──────── Given records

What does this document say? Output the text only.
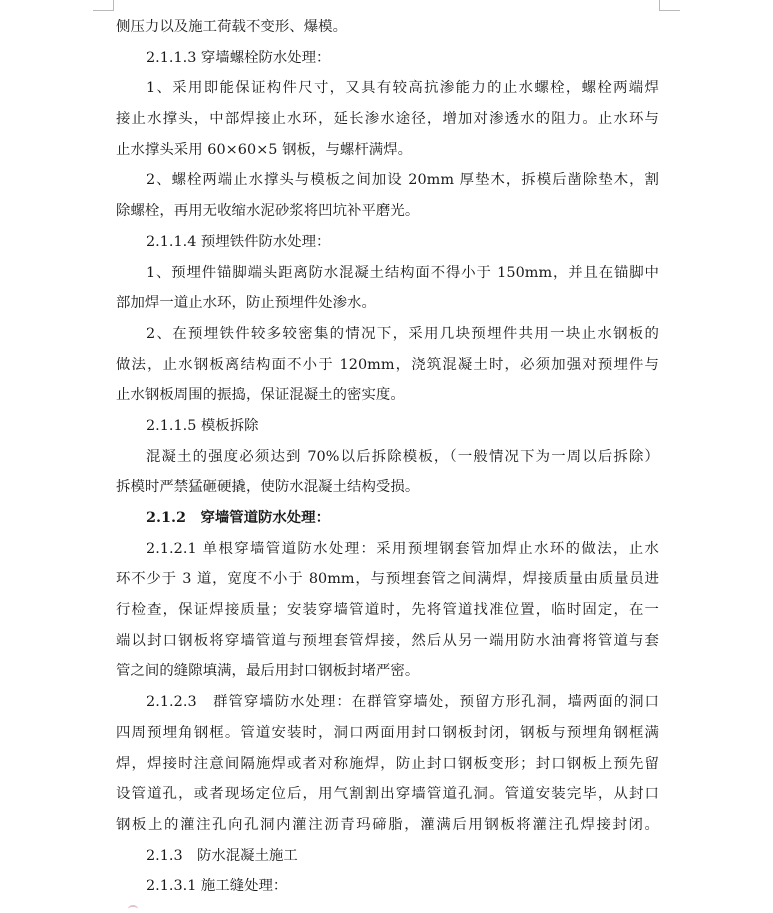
侧压力以及施工荷载不变形、爆模。
2.1.1.3 穿墙螺栓防水处理：
1、采用即能保证构件尺寸，又具有较高抗渗能力的止水螺栓，螺栓两端焊
接止水撑头，中部焊接止水环，延长渗水途径，增加对渗透水的阻力。止水环与
止水撑头采用 60×60×5 钢板，与螺杆满焊。
2、螺栓两端止水撑头与模板之间加设 20mm 厚垫木，拆模后凿除垫木，割
除螺栓，再用无收缩水泥砂浆将凹坑补平磨光。
2.1.1.4 预埋铁件防水处理：
1、预埋件锚脚端头距离防水混凝土结构面不得小于 150mm，并且在锚脚中
部加焊一道止水环，防止预埋件处渗水。
2、在预埋铁件较多较密集的情况下，采用几块预埋件共用一块止水钢板的
做法，止水钢板离结构面不小于 120mm，浇筑混凝土时，必须加强对预埋件与
止水钢板周围的振捣，保证混凝土的密实度。
2.1.1.5 模板拆除
混凝土的强度必须达到 70%以后拆除模板，（一般情况下为一周以后拆除）
拆模时严禁猛砸硬撬，使防水混凝土结构受损。
2.1.2　穿墙管道防水处理：
2.1.2.1 单根穿墙管道防水处理：采用预埋钢套管加焊止水环的做法，止水
环不少于 3 道，宽度不小于 80mm，与预埋套管之间满焊，焊接质量由质量员进
行检查，保证焊接质量；安装穿墙管道时，先将管道找准位置，临时固定，在一
端以封口钢板将穿墙管道与预埋套管焊接，然后从另一端用防水油膏将管道与套
管之间的缝隙填满，最后用封口钢板封堵严密。
2.1.2.3　群管穿墙防水处理：在群管穿墙处，预留方形孔洞，墙两面的洞口
四周预埋角钢框。管道安装时，洞口两面用封口钢板封闭，钢板与预埋角钢框满
焊，焊接时注意间隔施焊或者对称施焊，防止封口钢板变形；封口钢板上预先留
设管道孔，或者现场定位后，用气割割出穿墙管道孔洞。管道安装完毕，从封口
钢板上的灌注孔向孔洞内灌注沥青玛碲脂，灌满后用钢板将灌注孔焊接封闭。
2.1.3　防水混凝土施工
2.1.3.1 施工缝处理：
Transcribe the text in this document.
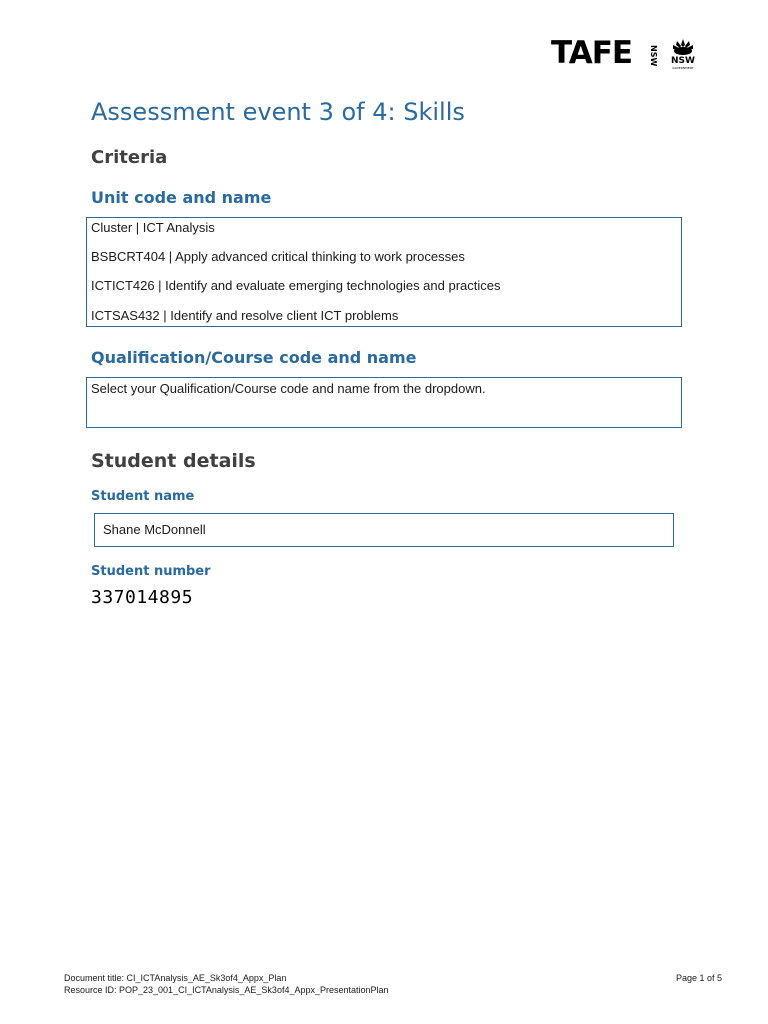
TAFE NSW NSW
GOVERNMENT
Assessment event 3 of 4: Skills
Criteria
Unit code and name
Cluster | ICT Analysis
BSBCRT404 | Apply advanced critical thinking to work processes
ICTICT426 | Identify and evaluate emerging technologies and practices
ICTSAS432 | Identify and resolve client ICT problems
Qualification/Course code and name
Select your Qualification/Course code and name from the dropdown.
Student details
Student name
Shane McDonnell
Student number
337014895
Document title: CI_ICTAnalysis_AE_Sk3of4_Appx_Plan
Resource ID: POP_23_001_CI_ICTAnalysis_AE_Sk3of4_Appx_PresentationPlan
Page 1 of 5
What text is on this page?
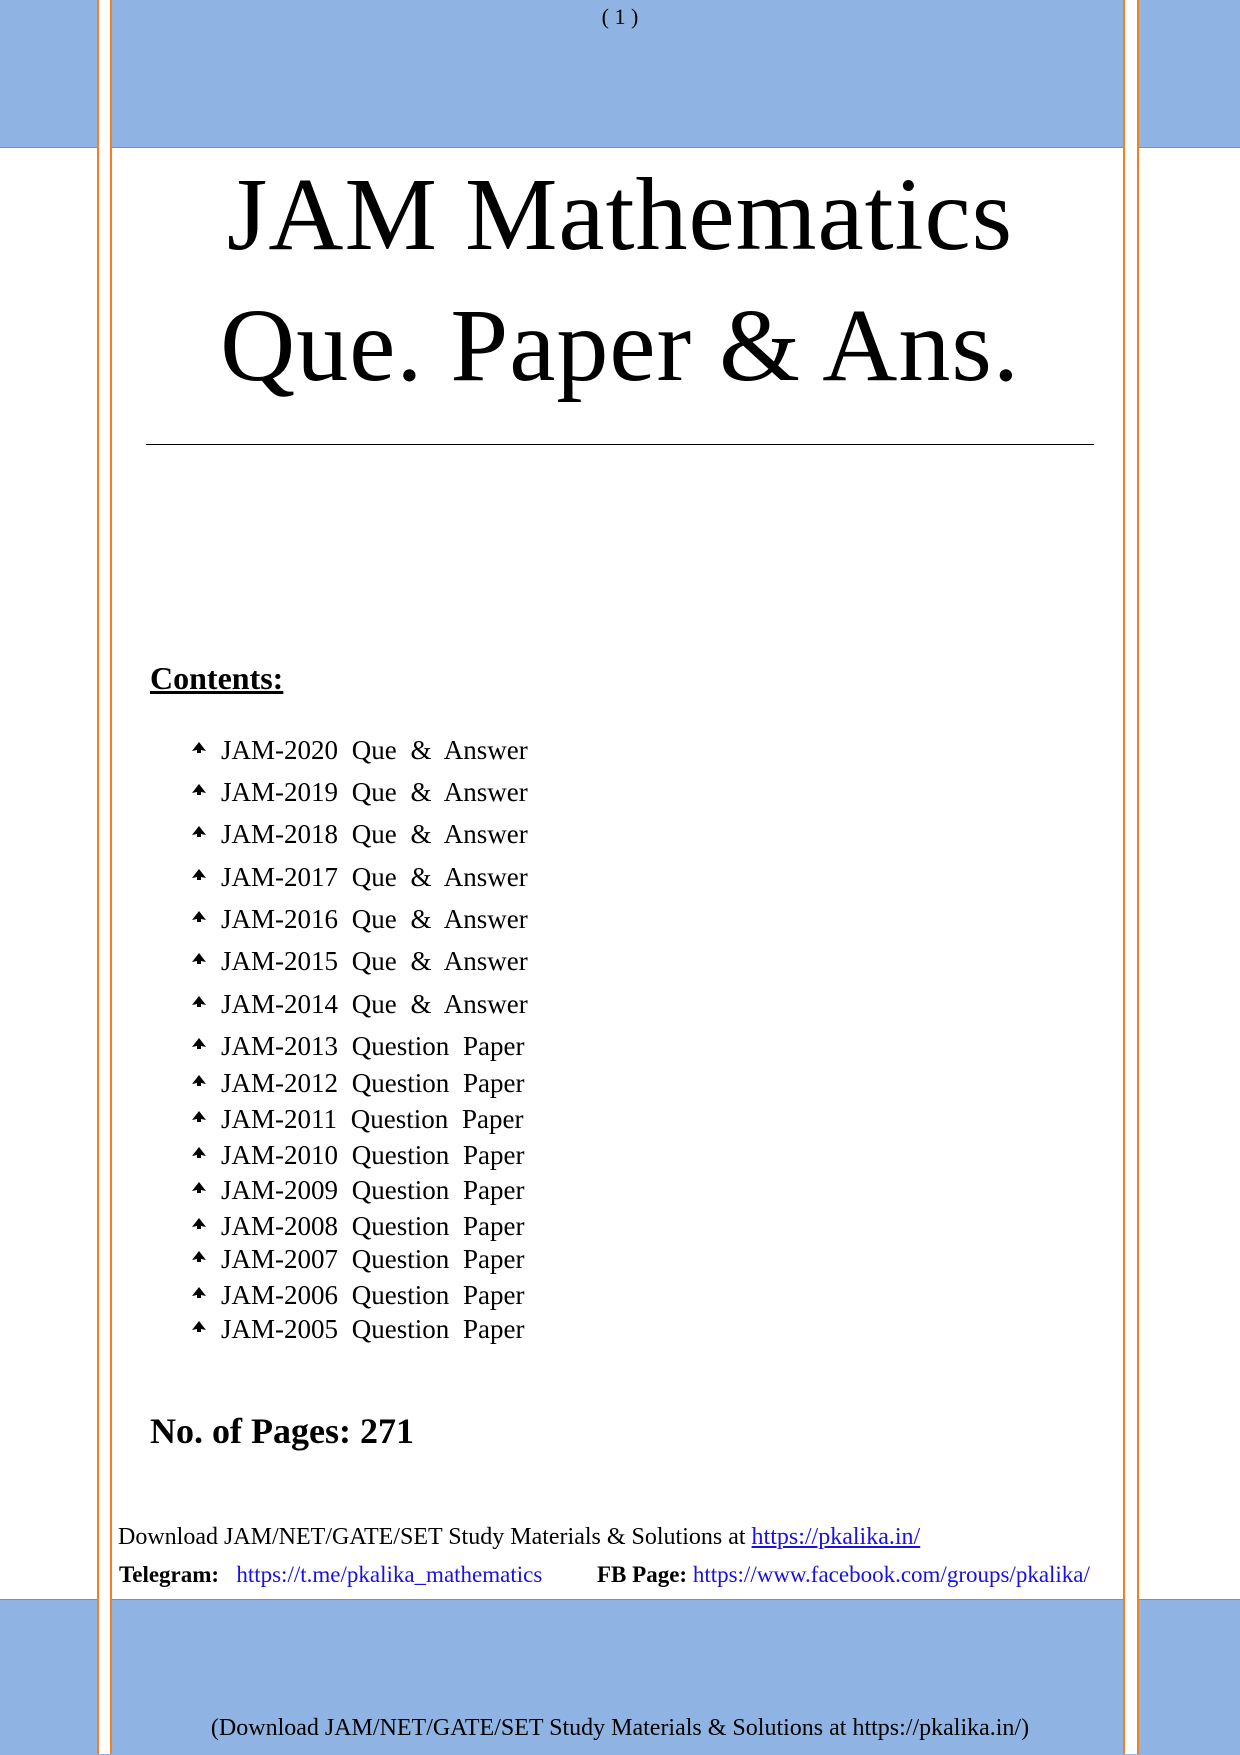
( 1 )
JAM Mathematics
Que. Paper & Ans.
Contents:
JAM-2020 Que & Answer
JAM-2019 Que & Answer
JAM-2018 Que & Answer
JAM-2017 Que & Answer
JAM-2016 Que & Answer
JAM-2015 Que & Answer
JAM-2014 Que & Answer
JAM-2013 Question Paper
JAM-2012 Question Paper
JAM-2011 Question Paper
JAM-2010 Question Paper
JAM-2009 Question Paper
JAM-2008 Question Paper
JAM-2007 Question Paper
JAM-2006 Question Paper
JAM-2005 Question Paper
No. of Pages: 271
Download JAM/NET/GATE/SET Study Materials & Solutions at https://pkalika.in/
Telegram: https://t.me/pkalika_mathematics FB Page: https://www.facebook.com/groups/pkalika/
(Download JAM/NET/GATE/SET Study Materials & Solutions at https://pkalika.in/)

────────────────

Each record above is to be restated exactly, with its pictures removed from the copy.

What does this document say? Output the text only.
侧压力以及施工荷载不变形、爆模。
2.1.1.3 穿墙螺栓防水处理：
1、采用即能保证构件尺寸，又具有较高抗渗能力的止水螺栓，螺栓两端焊
接止水撑头，中部焊接止水环，延长渗水途径，增加对渗透水的阻力。止水环与
止水撑头采用 60×60×5 钢板，与螺杆满焊。
2、螺栓两端止水撑头与模板之间加设 20mm 厚垫木，拆模后凿除垫木，割
除螺栓，再用无收缩水泥砂浆将凹坑补平磨光。
2.1.1.4 预埋铁件防水处理：
1、预埋件锚脚端头距离防水混凝土结构面不得小于 150mm，并且在锚脚中
部加焊一道止水环，防止预埋件处渗水。
2、在预埋铁件较多较密集的情况下，采用几块预埋件共用一块止水钢板的
做法，止水钢板离结构面不小于 120mm，浇筑混凝土时，必须加强对预埋件与
止水钢板周围的振捣，保证混凝土的密实度。
2.1.1.5 模板拆除
混凝土的强度必须达到 70%以后拆除模板，（一般情况下为一周以后拆除）
拆模时严禁猛砸硬撬，使防水混凝土结构受损。
2.1.2　穿墙管道防水处理：
2.1.2.1 单根穿墙管道防水处理：采用预埋钢套管加焊止水环的做法，止水
环不少于 3 道，宽度不小于 80mm，与预埋套管之间满焊，焊接质量由质量员进
行检查，保证焊接质量；安装穿墙管道时，先将管道找准位置，临时固定，在一
端以封口钢板将穿墙管道与预埋套管焊接，然后从另一端用防水油膏将管道与套
管之间的缝隙填满，最后用封口钢板封堵严密。
2.1.2.3　群管穿墙防水处理：在群管穿墙处，预留方形孔洞，墙两面的洞口
四周预埋角钢框。管道安装时，洞口两面用封口钢板封闭，钢板与预埋角钢框满
焊，焊接时注意间隔施焊或者对称施焊，防止封口钢板变形；封口钢板上预先留
设管道孔，或者现场定位后，用气割割出穿墙管道孔洞。管道安装完毕，从封口
钢板上的灌注孔向孔洞内灌注沥青玛碲脂，灌满后用钢板将灌注孔焊接封闭。
2.1.3　防水混凝土施工
2.1.3.1 施工缝处理：
Transcribe the text in this document.
TAFE NSW NSW
GOVERNMENT
Assessment event 3 of 4: Skills
Criteria
Unit code and name
Cluster | ICT Analysis
BSBCRT404 | Apply advanced critical thinking to work processes
ICTICT426 | Identify and evaluate emerging technologies and practices
ICTSAS432 | Identify and resolve client ICT problems
Qualification/Course code and name
Select your Qualification/Course code and name from the dropdown.
Student details
Student name
Shane McDonnell
Student number
337014895
Document title: CI_ICTAnalysis_AE_Sk3of4_Appx_Plan
Resource ID: POP_23_001_CI_ICTAnalysis_AE_Sk3of4_Appx_PresentationPlan
Page 1 of 5
What text is on this page?
( 1 )
JAM Mathematics
Que. Paper & Ans.
Contents:
JAM-2020 Que & Answer
JAM-2019 Que & Answer
JAM-2018 Que & Answer
JAM-2017 Que & Answer
JAM-2016 Que & Answer
JAM-2015 Que & Answer
JAM-2014 Que & Answer
JAM-2013 Question Paper
JAM-2012 Question Paper
JAM-2011 Question Paper
JAM-2010 Question Paper
JAM-2009 Question Paper
JAM-2008 Question Paper
JAM-2007 Question Paper
JAM-2006 Question Paper
JAM-2005 Question Paper
No. of Pages: 271
Download JAM/NET/GATE/SET Study Materials & Solutions at https://pkalika.in/
Telegram: https://t.me/pkalika_mathematics FB Page: https://www.facebook.com/groups/pkalika/
(Download JAM/NET/GATE/SET Study Materials & Solutions at https://pkalika.in/)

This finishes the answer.